> **Passage given**:
200. I’m not a Mancunian and not particularly interested in the C-Charge debate but the idea that we can resurrect REAL tram networks in our city and urban conurbations is a pipe dream.
A few, spine networks with supplementary bus and suburban rail links, perhaps, but proper tram networks? Unlikely.
Nobody would tolerate the disruption and expense of laying all those rails again.
I agree, they should never have been ripped up in the first place but that’s another story.
The weblink to the Vienna tram network, by the way does not show, in full, the U-bahn, S-bahn and bus networks that complement it. All of which can be accessed by a single ticket or travel pass.
And that’s another thing, I know of no British urban transport system that is awake to the principle that urban buses should pick-up and set-down passengers as quickly as possible by dispensing with the requirement to buy a ticket or show a pass to the driver. All this does is make the bus a stationary blockage to other traffic.
From my travels in Germany and Austria, I can say that Vienna is not unique. And no British city including Manchester or Sheffield will ever rival them because the rails will not be laid.
204. What if Shannon had died due to the systematic drugging by her mother. Pure evil in my book. Anyone who thinks otherwise has surely lost the plot. End of thread
212. buses in central london just stop to pick up and put down these days
all tickets are pre-bought
If we are going to have C-Charging, it should be limited to a few cities. The “Lets put a box in every car in the country so we know where every single ones exact location is” idea was insane. Other european countries with there supposedly great public transport still build exstensive road networks. (France and its Toll Motorways doesnt count!)
214. I admit I’ve not been to London for a while and that sounds like progress. But do the buses have 3 or 4 exits that are used at will by both those on the bus and those waiting to get on or does everyone stand by while passengers alight at the single front door and then troop onto the bus via that single bus door?
it is very unfashionable to say it, especially round here, but London’s transport network is actually pretty good.
201. i can also see a very high BNP vote in greater manchester, unfortunately
212. What about the Oyster card in London?????
216. generally one entrance and one different exit. the delays you are talking about are the least of their problems though to be honest.
212. There are several British cities, Leeds is perhaps the most notable, that would find even a spine tram system very helpful.
217. It’s true.
The Tube is actually the largest subway/rapid transit in terms of track length in the entire world.
Paris’ metro has slightly more stations IIRC.
And London buses are superb now – I rarely wait more than a couple of minutes for one. Londoners are very good at moaning about transport, perhaps one of the reasons they keep winning more and more investment for it. If you say everything is hunkydory you get nowt – but I remember a Trip Advisor poll a year or two ago that voted London’s transport as.. the best in the world! Probably an exaggerration, but still.
216 - Mike’s much-reviled bendy buses do. I am rarely in London these days but the 207 service from Shepherd’s Bush, up Uxbridge Road, is very much improved as a result - it used to take 10/15 minutes to “load” the bus at Shepherd’s Bush Green.
219. mostly a very good, efficient and unified way of discounting fares for londoners at the expense of tourists.
unfortunately it doesn’t extend to all routes (esp. national rail commuter lines that act like tube lines but aren’t technically)

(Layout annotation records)
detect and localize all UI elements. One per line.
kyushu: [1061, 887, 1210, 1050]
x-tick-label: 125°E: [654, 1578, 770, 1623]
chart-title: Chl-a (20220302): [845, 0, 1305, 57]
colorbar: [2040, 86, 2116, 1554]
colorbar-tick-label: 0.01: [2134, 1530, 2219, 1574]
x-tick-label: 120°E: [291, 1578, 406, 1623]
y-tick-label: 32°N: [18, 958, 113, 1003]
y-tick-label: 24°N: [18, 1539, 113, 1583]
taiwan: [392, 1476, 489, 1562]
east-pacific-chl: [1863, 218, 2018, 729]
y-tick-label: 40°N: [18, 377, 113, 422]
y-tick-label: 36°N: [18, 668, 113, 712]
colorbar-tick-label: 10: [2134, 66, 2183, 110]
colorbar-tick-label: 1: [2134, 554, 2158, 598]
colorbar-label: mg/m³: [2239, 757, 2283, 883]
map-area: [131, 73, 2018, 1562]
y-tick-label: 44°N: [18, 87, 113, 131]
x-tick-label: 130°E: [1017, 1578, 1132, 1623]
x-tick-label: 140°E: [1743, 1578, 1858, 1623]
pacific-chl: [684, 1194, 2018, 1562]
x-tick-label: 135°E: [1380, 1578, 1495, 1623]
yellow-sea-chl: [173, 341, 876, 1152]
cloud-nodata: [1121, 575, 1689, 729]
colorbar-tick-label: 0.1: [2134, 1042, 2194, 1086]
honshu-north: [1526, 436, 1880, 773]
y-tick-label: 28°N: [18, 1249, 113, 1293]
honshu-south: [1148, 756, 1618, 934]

> **Instructions**:
a) From the transport comments, quote the stretch from "And that’s another" through "not be laid.".
b) Name every city that the transport comments mention by name.

> **Answers for the exercise**:
a)
And that’s another thing, I know of no British urban transport system that is awake to the principle that urban buses should pick-up and set-down passengers as quickly as possible by dispensing with the requirement to buy a ticket or show a pass to the driver. All this does is make the bus a stationary blockage to other traffic.
From my travels in Germany and Austria, I can say that Vienna is not unique. And no British city including Manchester or Sheffield will ever rival them because the rails will not be laid.

b) Vienna, Manchester, Sheffield, London, Leeds, Paris